● **AIM OF THE TASK**
Look through the data below and count each line where the word "kg이었던" appears. Reply with the count alone.

● **DATA LINES**
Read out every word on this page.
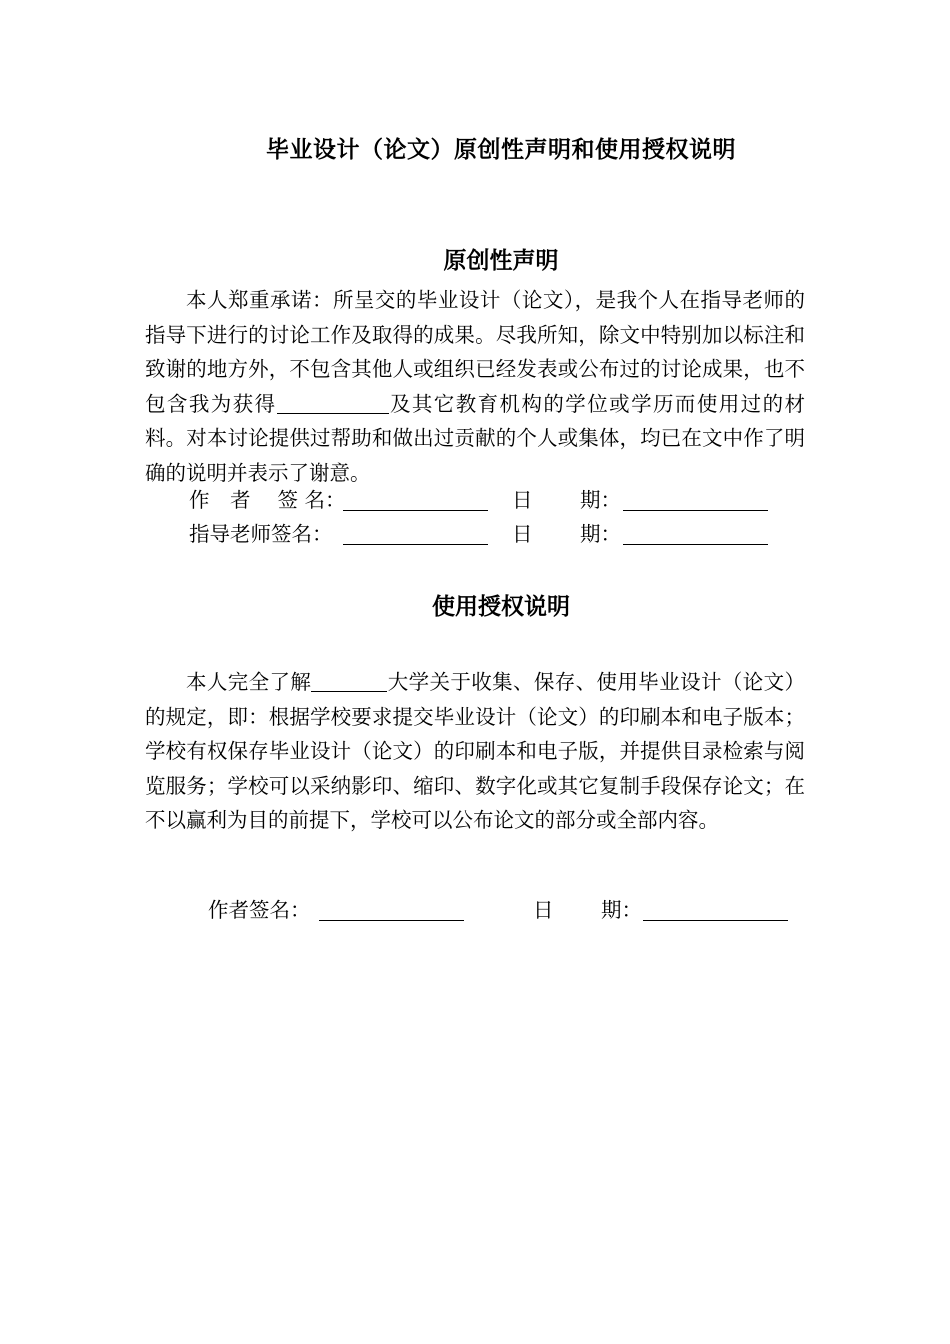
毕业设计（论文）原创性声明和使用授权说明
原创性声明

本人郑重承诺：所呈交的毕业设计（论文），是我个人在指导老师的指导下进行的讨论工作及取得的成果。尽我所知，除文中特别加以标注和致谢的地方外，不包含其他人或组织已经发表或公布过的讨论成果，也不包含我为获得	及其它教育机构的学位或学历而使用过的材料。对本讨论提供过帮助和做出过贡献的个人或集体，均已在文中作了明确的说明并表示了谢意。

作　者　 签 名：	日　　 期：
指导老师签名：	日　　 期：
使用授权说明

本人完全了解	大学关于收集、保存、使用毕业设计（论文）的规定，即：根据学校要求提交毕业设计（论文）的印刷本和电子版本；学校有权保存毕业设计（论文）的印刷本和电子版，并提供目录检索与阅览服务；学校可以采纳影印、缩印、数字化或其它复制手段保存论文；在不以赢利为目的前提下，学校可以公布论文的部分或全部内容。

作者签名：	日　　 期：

---

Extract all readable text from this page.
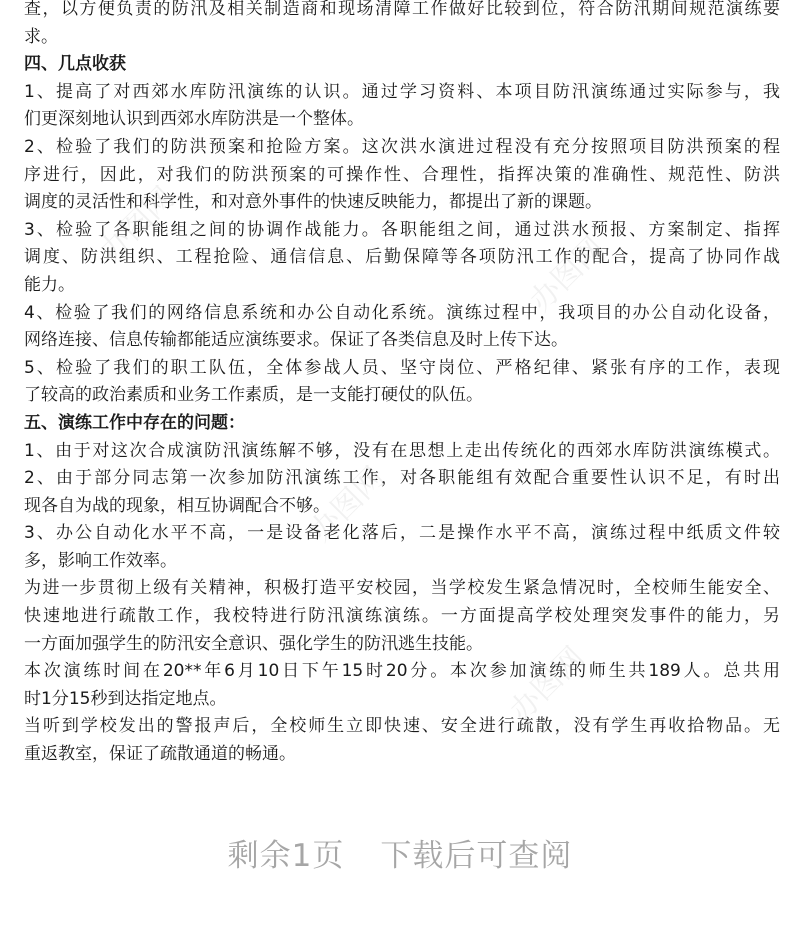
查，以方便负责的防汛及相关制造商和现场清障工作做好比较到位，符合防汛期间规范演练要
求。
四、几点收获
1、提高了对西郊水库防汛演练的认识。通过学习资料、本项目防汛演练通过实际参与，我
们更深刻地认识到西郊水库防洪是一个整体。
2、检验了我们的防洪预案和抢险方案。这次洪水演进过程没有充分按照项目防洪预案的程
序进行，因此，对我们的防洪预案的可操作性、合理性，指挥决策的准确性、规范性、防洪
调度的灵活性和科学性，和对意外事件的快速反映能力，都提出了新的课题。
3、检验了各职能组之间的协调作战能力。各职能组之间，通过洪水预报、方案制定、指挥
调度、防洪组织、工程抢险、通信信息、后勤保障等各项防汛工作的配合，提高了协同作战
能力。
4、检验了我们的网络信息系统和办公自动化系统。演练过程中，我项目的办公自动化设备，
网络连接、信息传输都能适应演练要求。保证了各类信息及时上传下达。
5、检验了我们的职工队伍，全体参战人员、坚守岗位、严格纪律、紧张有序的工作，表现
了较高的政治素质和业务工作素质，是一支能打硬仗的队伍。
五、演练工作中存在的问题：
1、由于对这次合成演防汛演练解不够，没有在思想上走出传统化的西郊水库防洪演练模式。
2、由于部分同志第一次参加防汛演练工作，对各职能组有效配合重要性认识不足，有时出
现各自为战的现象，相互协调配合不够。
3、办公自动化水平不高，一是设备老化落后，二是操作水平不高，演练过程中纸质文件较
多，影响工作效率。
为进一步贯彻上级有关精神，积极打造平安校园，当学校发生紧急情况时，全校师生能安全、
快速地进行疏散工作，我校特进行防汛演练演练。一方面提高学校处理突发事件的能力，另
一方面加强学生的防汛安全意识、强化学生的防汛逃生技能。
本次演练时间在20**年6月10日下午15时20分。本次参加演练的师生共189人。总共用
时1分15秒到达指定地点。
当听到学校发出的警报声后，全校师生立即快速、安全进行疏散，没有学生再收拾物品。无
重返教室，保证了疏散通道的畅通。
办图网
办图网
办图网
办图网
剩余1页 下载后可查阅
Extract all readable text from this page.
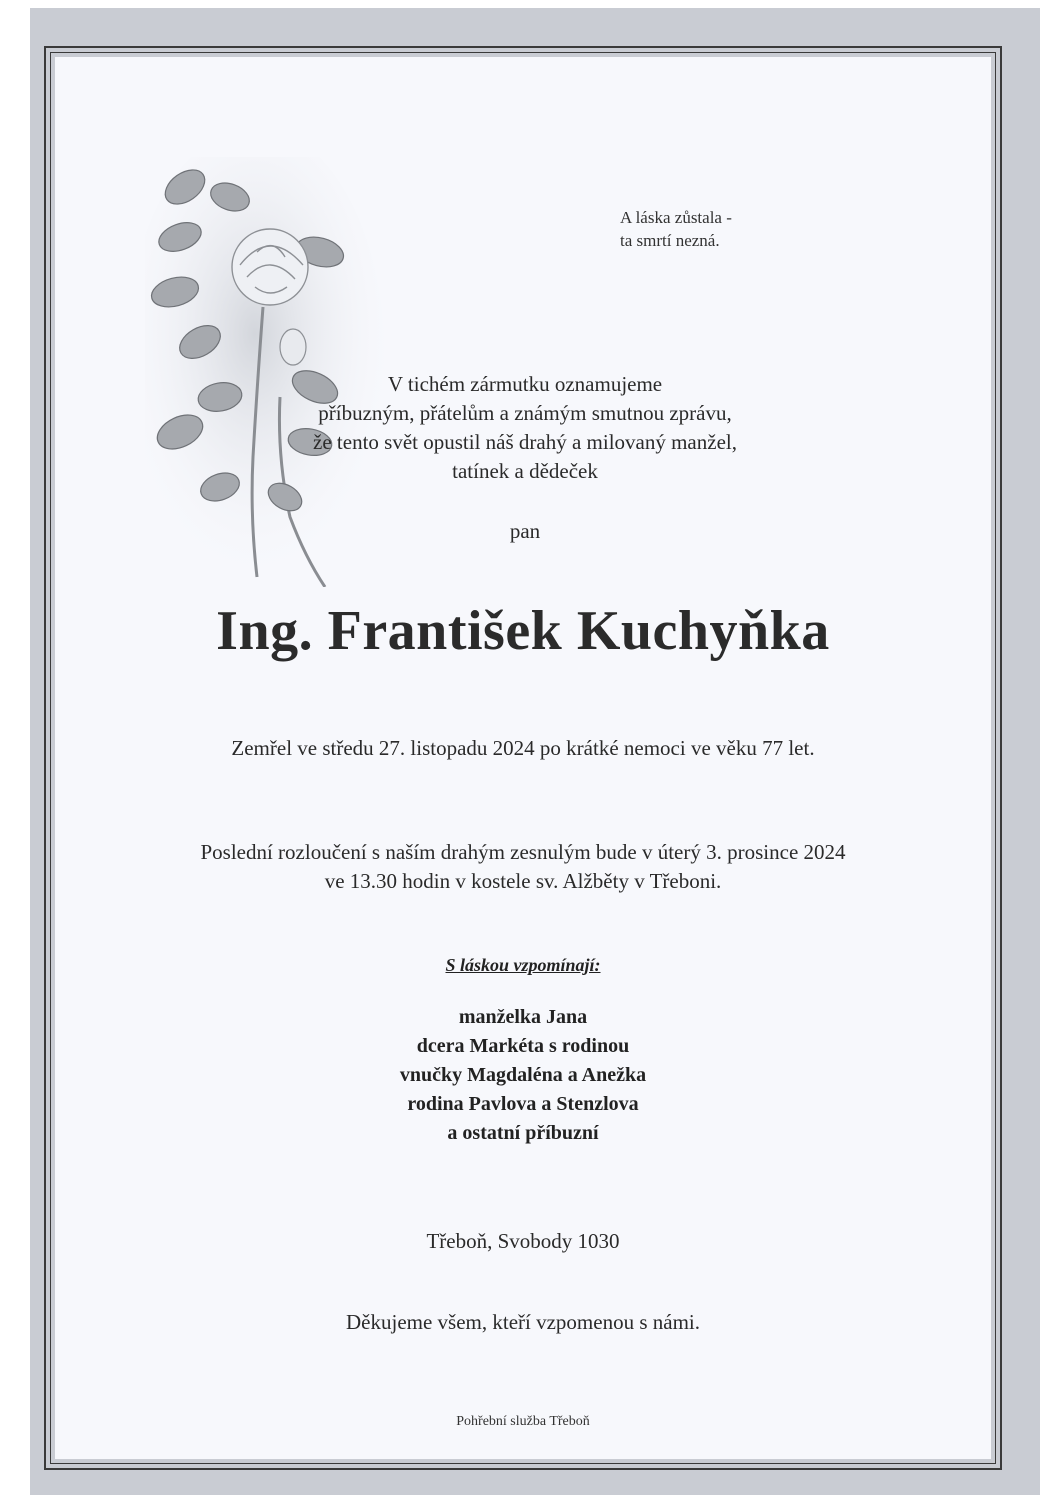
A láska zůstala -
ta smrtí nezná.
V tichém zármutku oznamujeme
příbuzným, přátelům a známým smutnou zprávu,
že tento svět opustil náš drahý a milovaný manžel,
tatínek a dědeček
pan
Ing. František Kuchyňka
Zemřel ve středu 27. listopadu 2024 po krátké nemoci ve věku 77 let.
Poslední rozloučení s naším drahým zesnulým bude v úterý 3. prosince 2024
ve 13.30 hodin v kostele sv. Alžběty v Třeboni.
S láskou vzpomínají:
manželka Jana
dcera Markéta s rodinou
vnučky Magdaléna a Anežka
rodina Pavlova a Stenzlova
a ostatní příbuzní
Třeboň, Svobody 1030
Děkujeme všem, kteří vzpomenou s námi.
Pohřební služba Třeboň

---

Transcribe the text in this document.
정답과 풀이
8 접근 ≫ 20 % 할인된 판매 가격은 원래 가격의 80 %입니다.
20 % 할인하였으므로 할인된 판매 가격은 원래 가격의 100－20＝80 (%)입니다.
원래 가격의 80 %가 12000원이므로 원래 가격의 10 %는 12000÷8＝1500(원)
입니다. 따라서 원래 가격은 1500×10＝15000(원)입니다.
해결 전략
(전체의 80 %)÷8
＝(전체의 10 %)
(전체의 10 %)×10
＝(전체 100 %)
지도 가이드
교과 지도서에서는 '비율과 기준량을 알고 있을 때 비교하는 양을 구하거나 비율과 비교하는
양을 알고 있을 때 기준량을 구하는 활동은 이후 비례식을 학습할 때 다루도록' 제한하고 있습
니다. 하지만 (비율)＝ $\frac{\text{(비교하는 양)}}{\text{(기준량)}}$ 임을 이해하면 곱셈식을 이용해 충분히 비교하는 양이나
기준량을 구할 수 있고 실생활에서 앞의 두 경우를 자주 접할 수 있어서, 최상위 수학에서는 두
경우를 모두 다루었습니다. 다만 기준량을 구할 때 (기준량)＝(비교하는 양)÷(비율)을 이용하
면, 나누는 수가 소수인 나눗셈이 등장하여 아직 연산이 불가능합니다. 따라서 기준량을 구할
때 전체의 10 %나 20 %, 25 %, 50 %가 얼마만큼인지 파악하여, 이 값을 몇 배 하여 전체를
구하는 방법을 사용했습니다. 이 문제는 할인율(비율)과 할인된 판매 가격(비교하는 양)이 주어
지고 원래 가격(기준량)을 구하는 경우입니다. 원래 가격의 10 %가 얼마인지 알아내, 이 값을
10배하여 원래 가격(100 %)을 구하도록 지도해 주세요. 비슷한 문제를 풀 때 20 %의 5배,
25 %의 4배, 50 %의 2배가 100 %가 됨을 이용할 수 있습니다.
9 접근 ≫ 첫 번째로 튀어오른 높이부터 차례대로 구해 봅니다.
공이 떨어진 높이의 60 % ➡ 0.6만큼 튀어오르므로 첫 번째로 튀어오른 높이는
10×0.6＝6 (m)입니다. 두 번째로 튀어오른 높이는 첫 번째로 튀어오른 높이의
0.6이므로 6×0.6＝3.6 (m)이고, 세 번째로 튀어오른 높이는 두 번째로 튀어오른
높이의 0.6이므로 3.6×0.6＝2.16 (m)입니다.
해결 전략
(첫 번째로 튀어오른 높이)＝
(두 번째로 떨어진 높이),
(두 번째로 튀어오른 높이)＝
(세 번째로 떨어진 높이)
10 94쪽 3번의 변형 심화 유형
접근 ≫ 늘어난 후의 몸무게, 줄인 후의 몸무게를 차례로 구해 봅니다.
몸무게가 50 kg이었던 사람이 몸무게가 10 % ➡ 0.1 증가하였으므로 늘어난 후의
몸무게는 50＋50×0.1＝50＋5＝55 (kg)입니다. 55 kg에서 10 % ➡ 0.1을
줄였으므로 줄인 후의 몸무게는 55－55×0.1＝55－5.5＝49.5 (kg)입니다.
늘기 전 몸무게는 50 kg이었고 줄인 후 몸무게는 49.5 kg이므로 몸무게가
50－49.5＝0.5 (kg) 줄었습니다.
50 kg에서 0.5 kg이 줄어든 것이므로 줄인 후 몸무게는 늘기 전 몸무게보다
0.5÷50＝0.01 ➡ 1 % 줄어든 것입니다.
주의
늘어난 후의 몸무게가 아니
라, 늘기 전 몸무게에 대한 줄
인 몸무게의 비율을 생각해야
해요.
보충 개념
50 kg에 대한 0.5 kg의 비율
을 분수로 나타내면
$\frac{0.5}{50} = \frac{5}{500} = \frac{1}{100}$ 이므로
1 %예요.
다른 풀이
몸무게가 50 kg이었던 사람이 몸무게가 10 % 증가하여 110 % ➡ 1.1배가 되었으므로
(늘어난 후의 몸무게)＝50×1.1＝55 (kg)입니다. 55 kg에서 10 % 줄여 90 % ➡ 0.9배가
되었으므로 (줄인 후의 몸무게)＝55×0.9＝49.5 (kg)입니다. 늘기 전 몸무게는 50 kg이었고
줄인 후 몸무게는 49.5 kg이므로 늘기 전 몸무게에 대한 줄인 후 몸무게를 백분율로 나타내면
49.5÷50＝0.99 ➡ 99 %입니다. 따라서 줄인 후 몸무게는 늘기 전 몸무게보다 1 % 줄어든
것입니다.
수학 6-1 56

● **SOLUTION TO THIS EXERCISE**
2